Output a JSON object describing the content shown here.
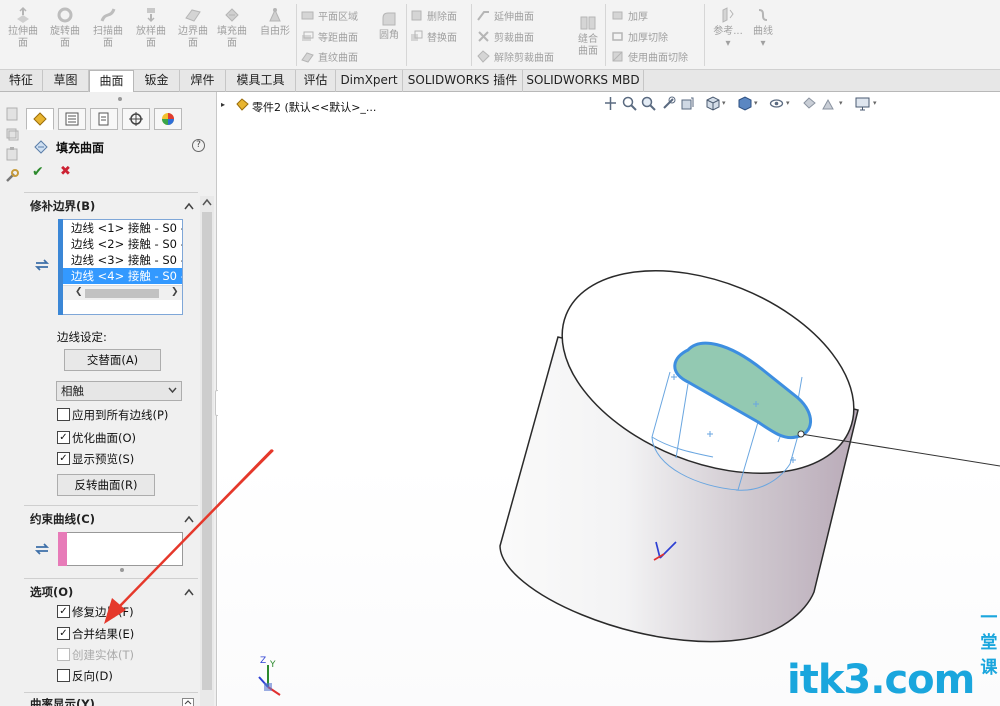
{
  "ribbon": {
    "big_buttons": [
      {
        "name": "extrude",
        "line1": "拉伸曲",
        "line2": "面"
      },
      {
        "name": "revolve",
        "line1": "旋转曲",
        "line2": "面"
      },
      {
        "name": "sweep",
        "line1": "扫描曲",
        "line2": "面"
      },
      {
        "name": "loft",
        "line1": "放样曲",
        "line2": "面"
      },
      {
        "name": "boundary",
        "line1": "边界曲",
        "line2": "面"
      },
      {
        "name": "fill",
        "line1": "填充曲",
        "line2": "面"
      },
      {
        "name": "freeform",
        "line1": "自由形",
        "line2": ""
      }
    ],
    "group1": [
      "平面区域",
      "等距曲面",
      "直纹曲面"
    ],
    "fillet": "圆角",
    "group2": [
      "删除面",
      "替换面"
    ],
    "group3": [
      "延伸曲面",
      "剪裁曲面",
      "解除剪裁曲面"
    ],
    "knit": {
      "line1": "缝合",
      "line2": "曲面"
    },
    "group4": [
      "加厚",
      "加厚切除",
      "使用曲面切除"
    ],
    "reference": "参考...",
    "curves": "曲线",
    "dd": "▾"
  },
  "tabs": [
    "特征",
    "草图",
    "曲面",
    "钣金",
    "焊件",
    "模具工具",
    "评估",
    "DimXpert",
    "SOLIDWORKS 插件",
    "SOLIDWORKS MBD"
  ],
  "panel": {
    "title": "填充曲面",
    "help": "?",
    "ok": "✔",
    "cancel": "✖",
    "patch": {
      "heading": "修补边界(B)",
      "edges": [
        "边线 <1> 接触 - S0 -",
        "边线 <2> 接触 - S0 -",
        "边线 <3> 接触 - S0 -",
        "边线 <4> 接触 - S0 -"
      ],
      "scroll_left": "❮",
      "scroll_right": "❯",
      "edge_setting_label": "边线设定:",
      "alternate_face_btn": "交替面(A)",
      "condition": "相触",
      "apply_all": "应用到所有边线(P)",
      "optimize": "优化曲面(O)",
      "preview": "显示预览(S)",
      "reverse_btn": "反转曲面(R)"
    },
    "constraint": {
      "heading": "约束曲线(C)"
    },
    "options": {
      "heading": "选项(O)",
      "fix_boundary": "修复边界(F)",
      "merge_result": "合并结果(E)",
      "create_solid": "创建实体(T)",
      "reverse": "反向(D)"
    },
    "curvature": {
      "heading": "曲率显示(Y)"
    },
    "check": "✓"
  },
  "viewport": {
    "tree_label": "零件2 (默认<<默认>_...",
    "tree_arrow": "▸",
    "axis_y": "Y",
    "axis_z": "Z"
  },
  "watermark": {
    "main": "itk3.com",
    "side": "一堂课"
  },
  "colors": {
    "accent": "#3399ff",
    "watermark": "#1aa6dd",
    "constraint": "#e77bb8",
    "selection_face": "#8fc6ad"
  }
}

> Exercise brief: Only the number is wanted: how many lines of the material contain the word "name"?

> Written answer: 7